A relação dos artistas não pode ser diferente. A Casa da Mãe provoca essa identidade. Os artistas se enxergam ali, desde o espaço físico, como a afetividade, o atendimento, que são intangíveis. Pedro de Rosa Morais cantor e jardineiro disse que conhece a Casa da Mãe e Stella Maris pelo fato de serem artistas, mas também por serem amigos. “Sou suspeito pra falar desse bar, frequento desde a inauguração. Lembro que era um beco, o verdadeiro beco da felicidade (risos)”, lembra.

“Salvador é carente de espaços democráticos e acessíveis aos artistas, a Casa da Mãe abraça a arte local, é aconchegante. A música é boa, a comida é boa, atendimento é bom. É uma verdadeira casa de mãe que a gente fica horas conversando e nem sente o tempo passar”, avalia Pedro.

Gil Vicente Tavares, diretor, dramaturgo, compositor e professor da Universidade Federal da Bahia (Ufba) conta que foi convidado por Luzia Morais e Jota Velloso a ir ao bar. “Eles tiveram a ideia, junto com Stella Maris, de fazer um sarau com artistas da música baiana. Algo mais autoral, uma troca de criações, inspirações. Com o tempo, Marília Sodré começou a fazer a abertura com Bruno Mocotó, tocando algumas músicas conhecidas. Os cantores e compositores mais famosos começaram a cantar seus sucessos. E eu comecei a arriscar tocar uma canção ou outra. Era péssimo. Eu não sabia cantar, o que eu sabia de violão se dissipava na insegurança de estar num palco, e nada podia ser pior. Mas foi”, partilha.

+===+

Prossiga o texto sobre a Casa da Mãe a partir da última frase apresentada.

Dados registrados
+===+

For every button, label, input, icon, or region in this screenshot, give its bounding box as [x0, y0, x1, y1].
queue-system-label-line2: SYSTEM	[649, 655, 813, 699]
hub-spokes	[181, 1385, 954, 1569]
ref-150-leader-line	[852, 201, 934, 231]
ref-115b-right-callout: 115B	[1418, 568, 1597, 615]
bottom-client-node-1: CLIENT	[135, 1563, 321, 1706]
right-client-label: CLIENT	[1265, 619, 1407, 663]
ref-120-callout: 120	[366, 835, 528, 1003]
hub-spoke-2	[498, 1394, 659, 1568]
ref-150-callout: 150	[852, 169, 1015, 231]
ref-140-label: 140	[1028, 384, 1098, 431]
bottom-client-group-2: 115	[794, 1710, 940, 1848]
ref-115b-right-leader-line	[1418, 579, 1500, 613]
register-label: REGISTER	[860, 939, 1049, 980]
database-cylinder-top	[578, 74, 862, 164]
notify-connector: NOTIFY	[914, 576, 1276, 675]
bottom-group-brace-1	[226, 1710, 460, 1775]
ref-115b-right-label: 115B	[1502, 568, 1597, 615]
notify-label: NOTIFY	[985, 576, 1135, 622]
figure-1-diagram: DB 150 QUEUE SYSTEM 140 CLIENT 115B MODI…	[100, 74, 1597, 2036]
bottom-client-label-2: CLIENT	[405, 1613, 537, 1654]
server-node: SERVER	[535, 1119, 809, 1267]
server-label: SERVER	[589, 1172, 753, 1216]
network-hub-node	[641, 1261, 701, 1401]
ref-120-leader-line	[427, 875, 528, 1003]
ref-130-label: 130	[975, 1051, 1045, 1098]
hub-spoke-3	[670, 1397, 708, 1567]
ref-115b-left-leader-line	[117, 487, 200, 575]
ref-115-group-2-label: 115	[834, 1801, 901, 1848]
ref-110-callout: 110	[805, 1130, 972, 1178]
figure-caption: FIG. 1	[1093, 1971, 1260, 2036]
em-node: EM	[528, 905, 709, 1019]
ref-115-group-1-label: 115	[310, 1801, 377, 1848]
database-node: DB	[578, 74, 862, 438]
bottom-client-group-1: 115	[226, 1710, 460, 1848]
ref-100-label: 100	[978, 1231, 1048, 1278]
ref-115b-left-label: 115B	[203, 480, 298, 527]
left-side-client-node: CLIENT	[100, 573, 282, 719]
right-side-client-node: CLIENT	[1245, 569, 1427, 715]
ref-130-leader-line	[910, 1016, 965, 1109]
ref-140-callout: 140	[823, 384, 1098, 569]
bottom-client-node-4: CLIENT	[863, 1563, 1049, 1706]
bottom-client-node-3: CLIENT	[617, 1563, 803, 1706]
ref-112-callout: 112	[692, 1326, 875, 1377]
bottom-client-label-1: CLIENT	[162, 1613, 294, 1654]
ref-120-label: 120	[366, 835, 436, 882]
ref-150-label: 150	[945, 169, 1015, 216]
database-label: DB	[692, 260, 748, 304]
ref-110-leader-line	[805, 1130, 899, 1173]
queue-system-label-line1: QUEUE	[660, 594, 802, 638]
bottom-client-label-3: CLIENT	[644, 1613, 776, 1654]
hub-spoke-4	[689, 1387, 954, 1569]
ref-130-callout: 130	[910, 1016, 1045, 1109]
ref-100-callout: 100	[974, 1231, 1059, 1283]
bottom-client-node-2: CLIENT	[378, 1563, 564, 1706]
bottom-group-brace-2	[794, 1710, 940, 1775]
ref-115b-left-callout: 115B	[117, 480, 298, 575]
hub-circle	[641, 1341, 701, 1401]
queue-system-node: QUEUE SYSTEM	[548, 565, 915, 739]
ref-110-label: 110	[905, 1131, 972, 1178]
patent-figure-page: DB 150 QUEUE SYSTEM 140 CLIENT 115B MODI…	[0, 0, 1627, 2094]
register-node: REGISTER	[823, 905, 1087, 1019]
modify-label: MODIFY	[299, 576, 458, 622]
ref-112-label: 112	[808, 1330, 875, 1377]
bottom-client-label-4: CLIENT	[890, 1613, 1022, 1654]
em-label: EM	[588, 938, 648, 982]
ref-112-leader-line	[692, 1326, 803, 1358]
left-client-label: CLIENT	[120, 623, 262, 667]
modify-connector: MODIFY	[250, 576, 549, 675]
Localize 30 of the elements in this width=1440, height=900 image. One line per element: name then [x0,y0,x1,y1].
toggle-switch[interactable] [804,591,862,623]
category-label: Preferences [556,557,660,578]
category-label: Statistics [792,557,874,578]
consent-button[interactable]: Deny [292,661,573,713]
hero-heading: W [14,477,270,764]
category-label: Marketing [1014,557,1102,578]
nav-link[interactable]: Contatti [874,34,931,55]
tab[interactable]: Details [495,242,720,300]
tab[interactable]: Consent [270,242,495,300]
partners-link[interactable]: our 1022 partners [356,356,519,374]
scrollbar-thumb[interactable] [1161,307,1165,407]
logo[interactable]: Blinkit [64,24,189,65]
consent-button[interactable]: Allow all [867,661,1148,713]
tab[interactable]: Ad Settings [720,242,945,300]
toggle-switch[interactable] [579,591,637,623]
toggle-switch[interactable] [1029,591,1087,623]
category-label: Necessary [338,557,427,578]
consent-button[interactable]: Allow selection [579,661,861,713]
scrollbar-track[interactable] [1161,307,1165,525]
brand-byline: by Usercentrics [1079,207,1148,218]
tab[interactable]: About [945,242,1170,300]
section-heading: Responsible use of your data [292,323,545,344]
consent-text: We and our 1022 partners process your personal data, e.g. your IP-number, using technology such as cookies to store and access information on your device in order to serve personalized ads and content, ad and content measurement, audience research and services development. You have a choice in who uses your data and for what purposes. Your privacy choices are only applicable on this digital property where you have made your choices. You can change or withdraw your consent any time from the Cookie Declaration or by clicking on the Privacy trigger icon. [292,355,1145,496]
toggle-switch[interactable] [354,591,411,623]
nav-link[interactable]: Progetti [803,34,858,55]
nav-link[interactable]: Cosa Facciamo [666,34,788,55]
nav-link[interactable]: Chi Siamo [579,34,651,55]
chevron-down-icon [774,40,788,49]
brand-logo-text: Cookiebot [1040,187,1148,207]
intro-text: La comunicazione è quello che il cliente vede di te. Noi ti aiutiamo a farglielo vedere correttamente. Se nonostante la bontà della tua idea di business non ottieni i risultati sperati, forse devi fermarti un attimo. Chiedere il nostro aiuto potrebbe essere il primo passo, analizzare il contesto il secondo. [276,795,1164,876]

+===+

Resposta ao exercício
“Marília um dia não pôde abrir o sarau e ficou comigo a incumbência. Tive que me virar. Em meio a isso tudo, uma viagem de Stella, Marília, Luzia e Jota. Stella vira pra mim e fala que eu iria comandar o sarau nas semanas seguintes. Tive a ideia de fazer saraus temáticos, e assim trouxe protagonistas do rock baiano num dia, no outro o pessoal da música regional nordestina, contei com uma ajuda na divulgação e quando Stella voltou, lembro até hoje, me perguntou o que eu tinha feito com o sarau dela. A casa lotou, gente de diferentes tribos começou a frequentar, querer tocar. Eu comecei a passar menos vergonha no palco, me acostumando a enrolar melhor com meu canto, tendo mais segurança no violão e usando de um trunfo, este, sim, passível de elogios: meu repertório”, relembra Gil.

“Junto a mim, Márcio Dubeó, Felipe Guedes, Josyara, Marília, Armandinho, Gerônimo, Saulo Tupinambá, Diamantino, Morotó Slim, Papito, diversas cantoras, músicos, começou a gente querer abrir o sarau por saber que era um dia lotado na casa, e assim a terça na Casa da Mãe foi virando quase que uma festa de largo. Um amigo meu, certo dia, me mostrou a balaustrada com uns cinco ambulantes e seus isopores e comentou: ‘você sabe que é sucesso quando atrai a galera do isopor. E somente nas terças eles estão por ali, religiosamente’.” e em tom descontraído conclui “costumo dizer que é meu baba. Toda terça estou lá. Só não vou por viagem, doença ou compromisso muito importante. É uma das maiores diversões de minha vida e penso ser já uma marca na noite do Rio Vermelho”, explica.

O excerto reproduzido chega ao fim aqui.